### Supplied information

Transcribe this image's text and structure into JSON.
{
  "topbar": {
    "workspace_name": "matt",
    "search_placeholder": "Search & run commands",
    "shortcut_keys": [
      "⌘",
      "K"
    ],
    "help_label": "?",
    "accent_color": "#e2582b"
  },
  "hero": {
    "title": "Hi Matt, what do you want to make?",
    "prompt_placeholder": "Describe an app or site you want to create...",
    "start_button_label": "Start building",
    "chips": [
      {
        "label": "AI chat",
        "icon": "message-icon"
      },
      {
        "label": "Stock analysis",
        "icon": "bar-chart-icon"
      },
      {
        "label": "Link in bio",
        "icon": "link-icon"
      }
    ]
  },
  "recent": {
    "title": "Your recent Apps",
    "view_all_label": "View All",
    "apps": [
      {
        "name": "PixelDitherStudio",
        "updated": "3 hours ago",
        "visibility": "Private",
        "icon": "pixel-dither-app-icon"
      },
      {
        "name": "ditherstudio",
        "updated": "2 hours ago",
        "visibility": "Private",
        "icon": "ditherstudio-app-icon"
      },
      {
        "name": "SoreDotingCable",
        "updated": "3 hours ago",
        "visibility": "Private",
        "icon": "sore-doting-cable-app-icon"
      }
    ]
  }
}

### Given request
Return the entries above exactly as they appear.

### Reply
Transcribe this image's text and structure into JSON.
{
  "topbar": {
    "workspace_name": "matt",
    "search_placeholder": "Search & run commands",
    "shortcut_keys": [
      "⌘",
      "K"
    ],
    "help_label": "?",
    "accent_color": "#e2582b"
  },
  "hero": {
    "title": "Hi Matt, what do you want to make?",
    "prompt_placeholder": "Describe an app or site you want to create...",
    "start_button_label": "Start building",
    "chips": [
      {
        "label": "AI chat",
        "icon": "message-icon"
      },
      {
        "label": "Stock analysis",
        "icon": "bar-chart-icon"
      },
      {
        "label": "Link in bio",
        "icon": "link-icon"
      }
    ]
  },
  "recent": {
    "title": "Your recent Apps",
    "view_all_label": "View All",
    "apps": [
      {
        "name": "PixelDitherStudio",
        "updated": "3 hours ago",
        "visibility": "Private",
        "icon": "pixel-dither-app-icon"
      },
      {
        "name": "ditherstudio",
        "updated": "2 hours ago",
        "visibility": "Private",
        "icon": "ditherstudio-app-icon"
      },
      {
        "name": "SoreDotingCable",
        "updated": "3 hours ago",
        "visibility": "Private",
        "icon": "sore-doting-cable-app-icon"
      }
    ]
  }
}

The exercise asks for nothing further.